▸ **EXERCISE PROMPT**
In the records below, tally every line containing "Abend". Report only the total.

▸ **Collected data entries**
+++++
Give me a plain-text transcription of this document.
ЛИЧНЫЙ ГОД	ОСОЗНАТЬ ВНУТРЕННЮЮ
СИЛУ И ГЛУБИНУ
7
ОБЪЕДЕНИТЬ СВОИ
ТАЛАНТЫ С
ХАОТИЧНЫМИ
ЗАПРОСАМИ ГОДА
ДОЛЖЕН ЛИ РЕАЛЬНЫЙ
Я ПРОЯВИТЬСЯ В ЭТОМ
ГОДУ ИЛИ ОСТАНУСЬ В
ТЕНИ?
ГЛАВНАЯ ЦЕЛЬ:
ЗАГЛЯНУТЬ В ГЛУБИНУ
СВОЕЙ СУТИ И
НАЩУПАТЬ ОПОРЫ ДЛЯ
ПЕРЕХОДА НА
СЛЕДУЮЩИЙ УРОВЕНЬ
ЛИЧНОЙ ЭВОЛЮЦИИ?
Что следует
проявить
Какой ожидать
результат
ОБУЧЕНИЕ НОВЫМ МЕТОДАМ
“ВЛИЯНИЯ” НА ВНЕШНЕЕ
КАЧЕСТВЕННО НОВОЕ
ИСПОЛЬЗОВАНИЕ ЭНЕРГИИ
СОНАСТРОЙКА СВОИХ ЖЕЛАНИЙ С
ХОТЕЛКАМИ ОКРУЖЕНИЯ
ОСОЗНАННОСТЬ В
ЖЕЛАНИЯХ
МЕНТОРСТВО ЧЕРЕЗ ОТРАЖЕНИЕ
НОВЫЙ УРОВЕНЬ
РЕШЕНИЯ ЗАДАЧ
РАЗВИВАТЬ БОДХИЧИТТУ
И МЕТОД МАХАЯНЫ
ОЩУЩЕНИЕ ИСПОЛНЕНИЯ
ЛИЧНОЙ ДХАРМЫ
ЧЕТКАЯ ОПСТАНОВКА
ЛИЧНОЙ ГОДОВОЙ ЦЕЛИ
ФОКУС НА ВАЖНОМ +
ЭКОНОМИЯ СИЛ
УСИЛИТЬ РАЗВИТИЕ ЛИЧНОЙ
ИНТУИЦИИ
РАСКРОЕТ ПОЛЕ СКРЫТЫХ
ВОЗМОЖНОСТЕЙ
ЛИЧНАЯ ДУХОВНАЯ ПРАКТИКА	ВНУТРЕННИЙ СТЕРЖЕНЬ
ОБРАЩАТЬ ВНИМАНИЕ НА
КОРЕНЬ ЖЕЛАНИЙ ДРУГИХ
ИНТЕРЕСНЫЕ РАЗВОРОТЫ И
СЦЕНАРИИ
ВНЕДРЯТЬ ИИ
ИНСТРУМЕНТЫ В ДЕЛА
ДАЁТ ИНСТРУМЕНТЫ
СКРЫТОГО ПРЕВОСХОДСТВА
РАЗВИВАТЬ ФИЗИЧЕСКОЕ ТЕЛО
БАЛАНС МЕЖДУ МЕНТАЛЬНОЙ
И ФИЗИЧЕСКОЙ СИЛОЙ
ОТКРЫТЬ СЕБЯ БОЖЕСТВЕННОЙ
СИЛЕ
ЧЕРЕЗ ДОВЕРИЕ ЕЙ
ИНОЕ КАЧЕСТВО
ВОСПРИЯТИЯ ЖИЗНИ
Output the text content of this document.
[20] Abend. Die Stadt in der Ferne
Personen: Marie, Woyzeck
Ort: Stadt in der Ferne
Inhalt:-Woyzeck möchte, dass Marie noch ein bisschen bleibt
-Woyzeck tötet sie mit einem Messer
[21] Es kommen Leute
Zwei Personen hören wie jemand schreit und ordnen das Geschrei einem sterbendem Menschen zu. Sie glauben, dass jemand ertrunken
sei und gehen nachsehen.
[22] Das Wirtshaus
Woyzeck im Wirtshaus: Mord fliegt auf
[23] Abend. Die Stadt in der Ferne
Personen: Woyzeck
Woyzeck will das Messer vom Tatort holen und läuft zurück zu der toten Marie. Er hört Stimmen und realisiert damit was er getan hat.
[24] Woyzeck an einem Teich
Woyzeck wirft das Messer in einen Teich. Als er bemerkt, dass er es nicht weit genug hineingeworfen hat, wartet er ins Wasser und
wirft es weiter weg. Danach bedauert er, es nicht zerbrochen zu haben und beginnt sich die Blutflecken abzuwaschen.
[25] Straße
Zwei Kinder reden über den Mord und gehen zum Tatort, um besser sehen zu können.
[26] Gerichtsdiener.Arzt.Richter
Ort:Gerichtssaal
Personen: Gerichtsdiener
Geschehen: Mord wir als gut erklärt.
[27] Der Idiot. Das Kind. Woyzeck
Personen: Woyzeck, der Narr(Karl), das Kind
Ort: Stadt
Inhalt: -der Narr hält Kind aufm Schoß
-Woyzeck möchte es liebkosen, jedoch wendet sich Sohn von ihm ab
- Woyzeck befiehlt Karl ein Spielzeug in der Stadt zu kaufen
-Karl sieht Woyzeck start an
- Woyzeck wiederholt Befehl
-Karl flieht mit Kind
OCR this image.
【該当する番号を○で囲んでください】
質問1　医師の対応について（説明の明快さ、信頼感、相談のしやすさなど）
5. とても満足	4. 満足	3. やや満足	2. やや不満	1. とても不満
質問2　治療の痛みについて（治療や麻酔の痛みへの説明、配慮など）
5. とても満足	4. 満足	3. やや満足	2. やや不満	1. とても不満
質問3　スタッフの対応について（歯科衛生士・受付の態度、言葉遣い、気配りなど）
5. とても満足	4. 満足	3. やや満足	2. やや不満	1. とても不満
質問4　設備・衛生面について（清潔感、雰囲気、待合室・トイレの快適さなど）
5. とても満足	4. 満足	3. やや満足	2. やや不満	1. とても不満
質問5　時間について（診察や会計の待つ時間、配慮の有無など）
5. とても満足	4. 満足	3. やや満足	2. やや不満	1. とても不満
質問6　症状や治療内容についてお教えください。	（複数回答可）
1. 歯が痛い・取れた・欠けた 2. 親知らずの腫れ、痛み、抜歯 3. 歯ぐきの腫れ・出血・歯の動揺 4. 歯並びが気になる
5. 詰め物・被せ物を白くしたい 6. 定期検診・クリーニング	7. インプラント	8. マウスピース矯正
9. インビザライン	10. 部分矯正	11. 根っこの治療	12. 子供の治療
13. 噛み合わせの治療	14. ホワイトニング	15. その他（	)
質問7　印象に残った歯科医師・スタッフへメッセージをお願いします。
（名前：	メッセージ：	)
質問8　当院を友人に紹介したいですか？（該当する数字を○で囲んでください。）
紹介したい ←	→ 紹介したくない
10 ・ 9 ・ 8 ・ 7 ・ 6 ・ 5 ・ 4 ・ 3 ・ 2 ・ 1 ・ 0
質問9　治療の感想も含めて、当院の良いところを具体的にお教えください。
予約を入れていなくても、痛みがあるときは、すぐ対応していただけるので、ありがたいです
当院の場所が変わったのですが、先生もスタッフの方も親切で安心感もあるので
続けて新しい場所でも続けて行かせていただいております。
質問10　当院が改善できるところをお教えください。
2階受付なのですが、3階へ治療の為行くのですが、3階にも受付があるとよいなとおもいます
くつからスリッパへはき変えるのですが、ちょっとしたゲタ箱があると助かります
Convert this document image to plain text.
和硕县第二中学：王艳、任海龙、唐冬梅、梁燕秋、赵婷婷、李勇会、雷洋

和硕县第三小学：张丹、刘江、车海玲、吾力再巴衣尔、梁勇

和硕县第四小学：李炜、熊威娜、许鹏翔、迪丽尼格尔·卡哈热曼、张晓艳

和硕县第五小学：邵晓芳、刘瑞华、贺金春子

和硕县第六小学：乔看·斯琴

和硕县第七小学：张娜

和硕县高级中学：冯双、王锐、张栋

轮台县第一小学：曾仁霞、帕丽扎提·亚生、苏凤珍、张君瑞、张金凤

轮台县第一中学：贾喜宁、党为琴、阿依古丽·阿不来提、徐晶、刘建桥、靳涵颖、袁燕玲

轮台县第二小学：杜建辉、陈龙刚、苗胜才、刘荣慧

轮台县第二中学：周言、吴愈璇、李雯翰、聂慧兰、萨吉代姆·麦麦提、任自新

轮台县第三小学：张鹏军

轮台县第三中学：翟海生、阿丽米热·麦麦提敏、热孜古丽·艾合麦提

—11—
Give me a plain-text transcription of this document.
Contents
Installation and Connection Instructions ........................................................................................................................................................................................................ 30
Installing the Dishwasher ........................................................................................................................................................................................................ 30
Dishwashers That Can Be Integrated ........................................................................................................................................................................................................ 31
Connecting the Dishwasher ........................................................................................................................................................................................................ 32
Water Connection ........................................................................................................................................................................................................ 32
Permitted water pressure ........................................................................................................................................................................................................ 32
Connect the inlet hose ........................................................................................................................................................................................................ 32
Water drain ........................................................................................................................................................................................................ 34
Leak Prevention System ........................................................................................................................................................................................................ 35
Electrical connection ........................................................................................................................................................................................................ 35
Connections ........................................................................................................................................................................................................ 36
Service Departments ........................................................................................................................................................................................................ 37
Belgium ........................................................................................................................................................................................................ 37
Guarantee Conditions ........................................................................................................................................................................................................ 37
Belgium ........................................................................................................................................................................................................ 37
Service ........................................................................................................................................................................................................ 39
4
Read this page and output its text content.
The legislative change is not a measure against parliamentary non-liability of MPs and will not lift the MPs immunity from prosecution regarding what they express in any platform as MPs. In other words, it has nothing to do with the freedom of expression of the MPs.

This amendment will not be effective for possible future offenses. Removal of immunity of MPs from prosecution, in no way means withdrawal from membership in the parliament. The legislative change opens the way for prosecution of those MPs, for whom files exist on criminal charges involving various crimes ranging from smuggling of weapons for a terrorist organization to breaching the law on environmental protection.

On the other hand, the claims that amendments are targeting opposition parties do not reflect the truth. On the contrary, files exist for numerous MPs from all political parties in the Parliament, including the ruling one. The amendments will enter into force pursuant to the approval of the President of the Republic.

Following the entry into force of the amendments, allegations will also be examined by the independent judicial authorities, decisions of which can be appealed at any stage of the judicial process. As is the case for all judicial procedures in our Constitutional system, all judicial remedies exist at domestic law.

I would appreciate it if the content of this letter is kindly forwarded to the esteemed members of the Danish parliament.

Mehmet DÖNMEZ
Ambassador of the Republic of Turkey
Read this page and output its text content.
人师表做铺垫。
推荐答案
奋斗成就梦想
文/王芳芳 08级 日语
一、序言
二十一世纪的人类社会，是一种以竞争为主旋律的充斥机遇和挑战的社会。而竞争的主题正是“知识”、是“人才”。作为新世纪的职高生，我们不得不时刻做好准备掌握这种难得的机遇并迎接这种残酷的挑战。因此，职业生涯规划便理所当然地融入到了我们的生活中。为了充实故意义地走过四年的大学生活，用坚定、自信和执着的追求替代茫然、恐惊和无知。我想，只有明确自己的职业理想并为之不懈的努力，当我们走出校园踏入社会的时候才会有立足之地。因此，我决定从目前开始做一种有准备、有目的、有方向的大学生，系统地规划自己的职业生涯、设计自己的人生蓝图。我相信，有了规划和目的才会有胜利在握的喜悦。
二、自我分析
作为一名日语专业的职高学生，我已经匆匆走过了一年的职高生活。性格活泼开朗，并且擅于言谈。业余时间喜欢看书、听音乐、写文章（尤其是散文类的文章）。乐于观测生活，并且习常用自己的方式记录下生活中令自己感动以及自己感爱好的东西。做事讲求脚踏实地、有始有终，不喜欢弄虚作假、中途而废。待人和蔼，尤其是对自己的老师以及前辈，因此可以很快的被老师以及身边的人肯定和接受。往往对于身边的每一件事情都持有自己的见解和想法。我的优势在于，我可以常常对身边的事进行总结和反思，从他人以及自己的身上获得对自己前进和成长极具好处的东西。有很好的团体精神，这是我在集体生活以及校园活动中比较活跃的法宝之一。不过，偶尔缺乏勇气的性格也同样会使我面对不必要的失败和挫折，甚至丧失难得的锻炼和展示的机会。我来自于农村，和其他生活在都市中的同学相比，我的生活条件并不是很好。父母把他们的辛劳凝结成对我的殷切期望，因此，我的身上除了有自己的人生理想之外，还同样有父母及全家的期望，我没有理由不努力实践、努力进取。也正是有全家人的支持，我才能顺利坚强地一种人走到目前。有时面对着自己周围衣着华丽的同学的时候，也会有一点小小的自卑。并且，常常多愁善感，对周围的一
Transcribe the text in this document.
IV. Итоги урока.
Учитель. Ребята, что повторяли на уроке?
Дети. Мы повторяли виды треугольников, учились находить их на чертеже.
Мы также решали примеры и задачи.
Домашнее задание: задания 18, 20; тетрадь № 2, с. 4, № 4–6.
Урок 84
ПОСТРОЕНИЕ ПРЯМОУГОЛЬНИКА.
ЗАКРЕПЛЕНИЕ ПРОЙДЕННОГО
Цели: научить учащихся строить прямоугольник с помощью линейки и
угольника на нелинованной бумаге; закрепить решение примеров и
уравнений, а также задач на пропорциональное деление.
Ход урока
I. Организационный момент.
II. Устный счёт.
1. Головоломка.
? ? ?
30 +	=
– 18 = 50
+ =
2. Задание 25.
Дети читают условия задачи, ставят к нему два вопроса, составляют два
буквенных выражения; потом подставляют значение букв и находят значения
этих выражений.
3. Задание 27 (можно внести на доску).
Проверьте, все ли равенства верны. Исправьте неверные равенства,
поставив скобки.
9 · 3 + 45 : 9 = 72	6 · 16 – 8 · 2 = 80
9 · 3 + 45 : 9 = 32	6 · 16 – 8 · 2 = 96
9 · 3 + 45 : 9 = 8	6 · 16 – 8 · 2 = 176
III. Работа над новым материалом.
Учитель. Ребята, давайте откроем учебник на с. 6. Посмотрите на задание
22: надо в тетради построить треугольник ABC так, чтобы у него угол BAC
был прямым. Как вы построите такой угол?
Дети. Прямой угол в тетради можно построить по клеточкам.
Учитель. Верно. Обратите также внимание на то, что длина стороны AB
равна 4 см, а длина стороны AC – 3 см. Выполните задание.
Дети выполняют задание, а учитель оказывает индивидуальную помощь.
+++++
▸ **RESULT**
2